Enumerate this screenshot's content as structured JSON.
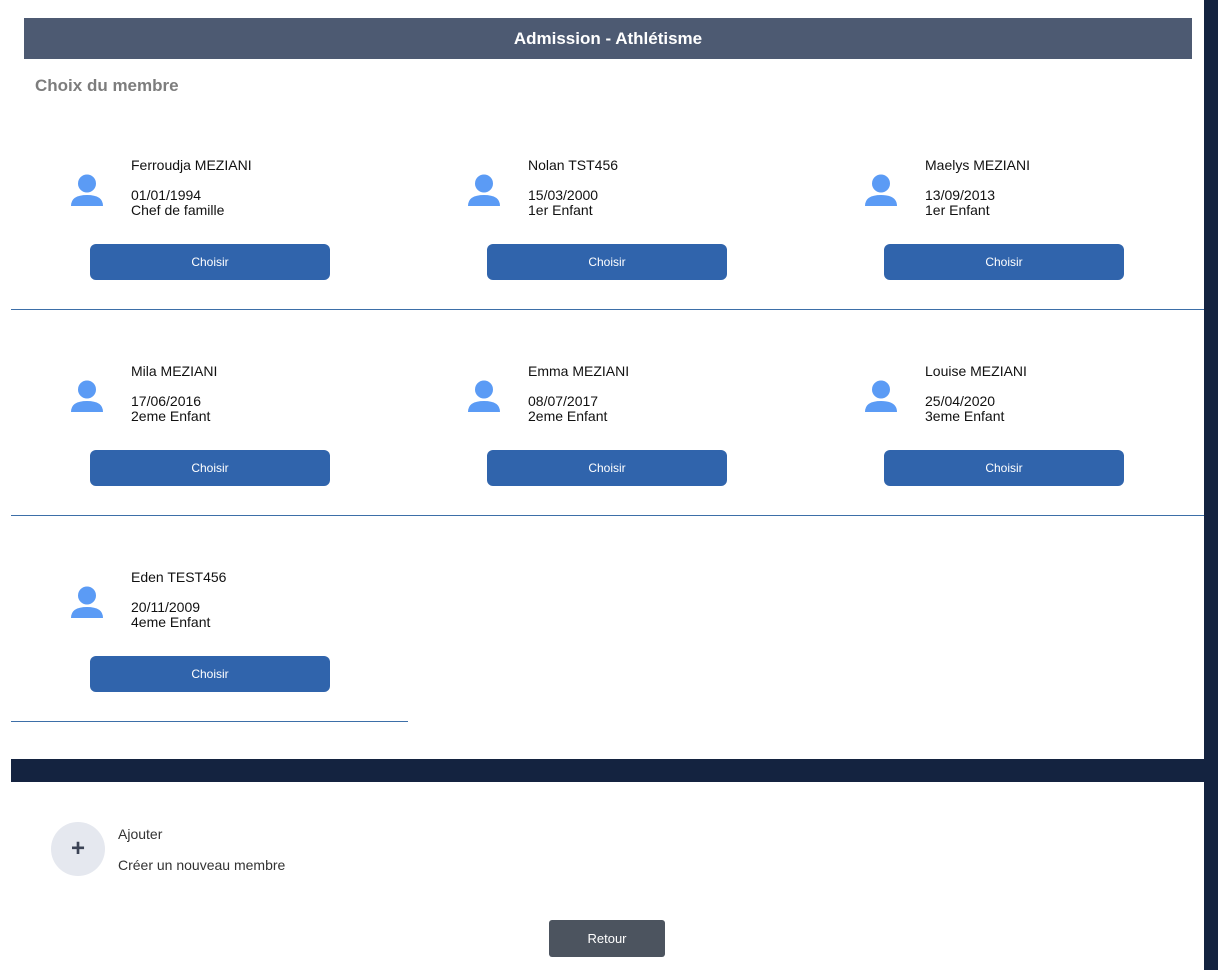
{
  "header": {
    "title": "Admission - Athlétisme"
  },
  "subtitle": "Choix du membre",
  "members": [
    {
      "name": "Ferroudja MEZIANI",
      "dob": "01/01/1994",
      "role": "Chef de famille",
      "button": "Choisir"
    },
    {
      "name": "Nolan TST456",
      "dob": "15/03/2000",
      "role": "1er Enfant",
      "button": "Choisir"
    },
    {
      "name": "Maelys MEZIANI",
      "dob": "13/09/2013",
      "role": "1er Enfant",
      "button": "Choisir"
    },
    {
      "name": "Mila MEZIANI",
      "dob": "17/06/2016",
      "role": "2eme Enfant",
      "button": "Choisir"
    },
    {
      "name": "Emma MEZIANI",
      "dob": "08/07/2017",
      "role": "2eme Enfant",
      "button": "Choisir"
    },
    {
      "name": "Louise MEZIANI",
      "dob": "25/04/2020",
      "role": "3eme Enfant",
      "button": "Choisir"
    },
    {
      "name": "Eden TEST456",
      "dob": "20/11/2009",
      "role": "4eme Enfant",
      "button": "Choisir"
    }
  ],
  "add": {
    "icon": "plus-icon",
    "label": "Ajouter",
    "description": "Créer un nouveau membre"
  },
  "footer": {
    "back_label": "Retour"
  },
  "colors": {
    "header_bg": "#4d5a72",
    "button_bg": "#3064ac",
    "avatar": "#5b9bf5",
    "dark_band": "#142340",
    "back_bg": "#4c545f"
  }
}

· · · ·

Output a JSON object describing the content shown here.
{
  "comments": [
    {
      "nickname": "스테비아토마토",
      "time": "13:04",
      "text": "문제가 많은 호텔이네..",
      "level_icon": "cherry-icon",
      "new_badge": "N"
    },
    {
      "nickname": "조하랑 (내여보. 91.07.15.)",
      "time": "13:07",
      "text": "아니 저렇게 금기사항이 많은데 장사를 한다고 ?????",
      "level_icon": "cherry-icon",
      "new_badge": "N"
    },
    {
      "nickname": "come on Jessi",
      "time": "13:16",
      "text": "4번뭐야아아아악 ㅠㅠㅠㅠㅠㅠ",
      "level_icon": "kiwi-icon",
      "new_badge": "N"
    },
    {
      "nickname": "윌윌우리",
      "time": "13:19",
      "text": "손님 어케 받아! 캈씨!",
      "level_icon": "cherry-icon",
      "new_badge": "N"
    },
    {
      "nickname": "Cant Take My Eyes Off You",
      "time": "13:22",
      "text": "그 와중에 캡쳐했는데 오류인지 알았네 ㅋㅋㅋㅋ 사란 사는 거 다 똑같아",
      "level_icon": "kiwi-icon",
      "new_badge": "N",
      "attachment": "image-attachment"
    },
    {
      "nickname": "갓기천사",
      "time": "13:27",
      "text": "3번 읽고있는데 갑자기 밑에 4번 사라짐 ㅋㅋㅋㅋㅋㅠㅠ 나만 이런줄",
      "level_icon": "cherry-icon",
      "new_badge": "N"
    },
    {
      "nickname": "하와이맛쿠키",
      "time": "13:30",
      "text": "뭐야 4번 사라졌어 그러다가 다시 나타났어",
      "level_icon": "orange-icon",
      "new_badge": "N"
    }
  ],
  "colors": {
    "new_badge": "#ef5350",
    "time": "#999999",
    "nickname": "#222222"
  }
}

· · · ·

Exercise aim: Using the records above, copy every line that has the word "text" in it.

Correct output:
      "text": "문제가 많은 호텔이네..",
      "text": "아니 저렇게 금기사항이 많은데 장사를 한다고 ?????",
      "text": "4번뭐야아아아악 ㅠㅠㅠㅠㅠㅠ",
      "text": "손님 어케 받아! 캈씨!",
      "text": "그 와중에 캡쳐했는데 오류인지 알았네 ㅋㅋㅋㅋ 사란 사는 거 다 똑같아",
      "text": "3번 읽고있는데 갑자기 밑에 4번 사라짐 ㅋㅋㅋㅋㅋㅠㅠ 나만 이런줄",
      "text": "뭐야 4번 사라졌어 그러다가 다시 나타났어",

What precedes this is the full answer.